** START OF Given data **

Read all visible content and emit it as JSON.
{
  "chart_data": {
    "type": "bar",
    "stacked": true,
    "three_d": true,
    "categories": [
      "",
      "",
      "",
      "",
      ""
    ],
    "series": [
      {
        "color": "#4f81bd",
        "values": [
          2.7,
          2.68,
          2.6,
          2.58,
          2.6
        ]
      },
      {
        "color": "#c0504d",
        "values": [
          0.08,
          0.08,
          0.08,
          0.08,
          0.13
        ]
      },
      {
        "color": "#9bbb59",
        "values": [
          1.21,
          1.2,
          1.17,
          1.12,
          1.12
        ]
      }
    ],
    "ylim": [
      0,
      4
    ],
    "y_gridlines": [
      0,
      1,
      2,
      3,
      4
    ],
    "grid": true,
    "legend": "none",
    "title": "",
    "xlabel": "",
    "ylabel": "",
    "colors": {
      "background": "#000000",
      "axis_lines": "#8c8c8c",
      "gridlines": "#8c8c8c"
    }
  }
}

** END OF Given data **

> [Problem statement]: All the entries above need to be reproduced exactly.

> [Task result]:
Read all visible content and emit it as JSON.
{
  "chart_data": {
    "type": "bar",
    "stacked": true,
    "three_d": true,
    "categories": [
      "",
      "",
      "",
      "",
      ""
    ],
    "series": [
      {
        "color": "#4f81bd",
        "values": [
          2.7,
          2.68,
          2.6,
          2.58,
          2.6
        ]
      },
      {
        "color": "#c0504d",
        "values": [
          0.08,
          0.08,
          0.08,
          0.08,
          0.13
        ]
      },
      {
        "color": "#9bbb59",
        "values": [
          1.21,
          1.2,
          1.17,
          1.12,
          1.12
        ]
      }
    ],
    "ylim": [
      0,
      4
    ],
    "y_gridlines": [
      0,
      1,
      2,
      3,
      4
    ],
    "grid": true,
    "legend": "none",
    "title": "",
    "xlabel": "",
    "ylabel": "",
    "colors": {
      "background": "#000000",
      "axis_lines": "#8c8c8c",
      "gridlines": "#8c8c8c"
    }
  }
}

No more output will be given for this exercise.